WHAT YOU ARE ASKED TO DO -> Leave the pictures out, and retype all of the material exactly as written.
# DATA SHOWN start
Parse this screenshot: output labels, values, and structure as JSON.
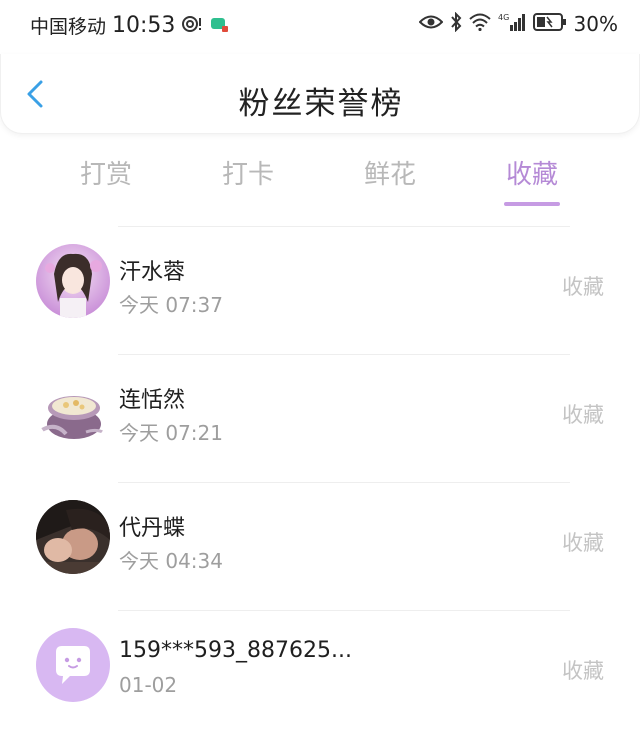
{
  "status_bar": {
    "carrier": "中国移动",
    "time": "10:53",
    "battery": "30%"
  },
  "header": {
    "title": "粉丝荣誉榜"
  },
  "tabs": [
    {
      "label": "打赏",
      "active": false
    },
    {
      "label": "打卡",
      "active": false
    },
    {
      "label": "鲜花",
      "active": false
    },
    {
      "label": "收藏",
      "active": true
    }
  ],
  "list": [
    {
      "name": "汗水蓉",
      "time": "今天 07:37",
      "action": "收藏"
    },
    {
      "name": "连恬然",
      "time": "今天 07:21",
      "action": "收藏"
    },
    {
      "name": "代丹蝶",
      "time": "今天 04:34",
      "action": "收藏"
    },
    {
      "name": "159***593_887625...",
      "time": "01-02",
      "action": "收藏"
    }
  ],
  "colors": {
    "accent": "#b58ad6",
    "tab_inactive": "#b8b8b8",
    "back_arrow": "#3aa0e6",
    "default_avatar": "#d8b8f2"
  }
}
# DATA SHOWN end
ANSWER TO THE TASK ->
Parse this screenshot: output labels, values, and structure as JSON.
{
  "status_bar": {
    "carrier": "中国移动",
    "time": "10:53",
    "battery": "30%"
  },
  "header": {
    "title": "粉丝荣誉榜"
  },
  "tabs": [
    {
      "label": "打赏",
      "active": false
    },
    {
      "label": "打卡",
      "active": false
    },
    {
      "label": "鲜花",
      "active": false
    },
    {
      "label": "收藏",
      "active": true
    }
  ],
  "list": [
    {
      "name": "汗水蓉",
      "time": "今天 07:37",
      "action": "收藏"
    },
    {
      "name": "连恬然",
      "time": "今天 07:21",
      "action": "收藏"
    },
    {
      "name": "代丹蝶",
      "time": "今天 04:34",
      "action": "收藏"
    },
    {
      "name": "159***593_887625...",
      "time": "01-02",
      "action": "收藏"
    }
  ],
  "colors": {
    "accent": "#b58ad6",
    "tab_inactive": "#b8b8b8",
    "back_arrow": "#3aa0e6",
    "default_avatar": "#d8b8f2"
  }
}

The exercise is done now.